_Data provided_

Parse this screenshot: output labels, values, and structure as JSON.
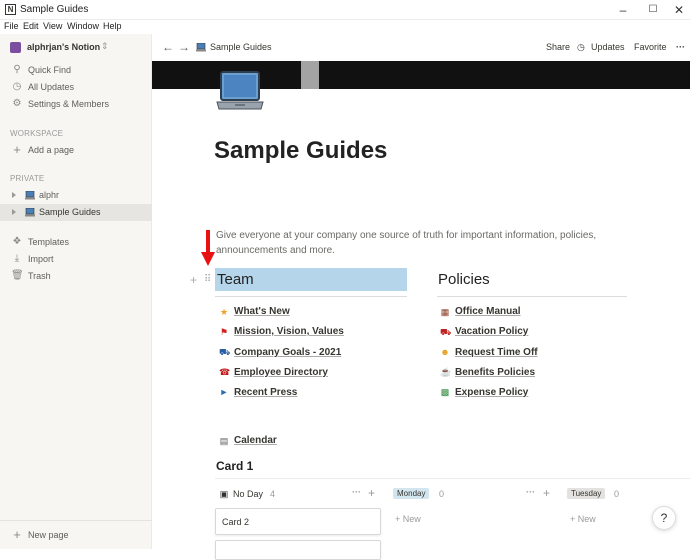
{
  "window": {
    "title": "Sample Guides"
  },
  "menu": [
    "File",
    "Edit",
    "View",
    "Window",
    "Help"
  ],
  "sidebar": {
    "workspace": "alphrjan's Notion",
    "quick": [
      {
        "label": "Quick Find",
        "icon": "search-icon"
      },
      {
        "label": "All Updates",
        "icon": "clock-icon"
      },
      {
        "label": "Settings & Members",
        "icon": "gear-icon"
      }
    ],
    "workspace_section": "WORKSPACE",
    "add_page": "Add a page",
    "private_section": "PRIVATE",
    "pages": [
      {
        "label": "alphr",
        "icon": "laptop-icon"
      },
      {
        "label": "Sample Guides",
        "icon": "laptop-icon",
        "selected": true
      }
    ],
    "tools": [
      {
        "label": "Templates",
        "icon": "templates-icon"
      },
      {
        "label": "Import",
        "icon": "import-icon"
      },
      {
        "label": "Trash",
        "icon": "trash-icon"
      }
    ],
    "new_page": "New page"
  },
  "topbar": {
    "breadcrumb": "Sample Guides",
    "share": "Share",
    "updates": "Updates",
    "favorite": "Favorite",
    "more": "···"
  },
  "page": {
    "title": "Sample Guides",
    "description": "Give everyone at your company one source of truth for important information, policies, announcements and more.",
    "team": {
      "heading": "Team",
      "items": [
        {
          "label": "What's New",
          "icon": "star-icon"
        },
        {
          "label": "Mission, Vision, Values",
          "icon": "flag-icon"
        },
        {
          "label": "Company Goals - 2021",
          "icon": "car-icon"
        },
        {
          "label": "Employee Directory",
          "icon": "phone-icon"
        },
        {
          "label": "Recent Press",
          "icon": "megaphone-icon"
        }
      ]
    },
    "policies": {
      "heading": "Policies",
      "items": [
        {
          "label": "Office Manual",
          "icon": "book-icon"
        },
        {
          "label": "Vacation Policy",
          "icon": "car-icon"
        },
        {
          "label": "Request Time Off",
          "icon": "face-icon"
        },
        {
          "label": "Benefits Policies",
          "icon": "coffee-icon"
        },
        {
          "label": "Expense Policy",
          "icon": "money-icon"
        }
      ]
    },
    "calendar": "Calendar",
    "board": {
      "title": "Card 1",
      "columns": [
        {
          "label": "No Day",
          "count": "4",
          "card": "Card 2"
        },
        {
          "label": "Monday",
          "count": "0",
          "new": "+ New",
          "color": "#d3e5ef"
        },
        {
          "label": "Tuesday",
          "count": "0",
          "new": "+ New",
          "color": "#e3e2e0"
        }
      ]
    }
  },
  "help": "?"
}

_Exercise goal_
Whenever "title" turns up in a line, pick that line out.

_Answer to the task_
    "title": "Sample Guides"
    "title": "Sample Guides",
      "title": "Card 1",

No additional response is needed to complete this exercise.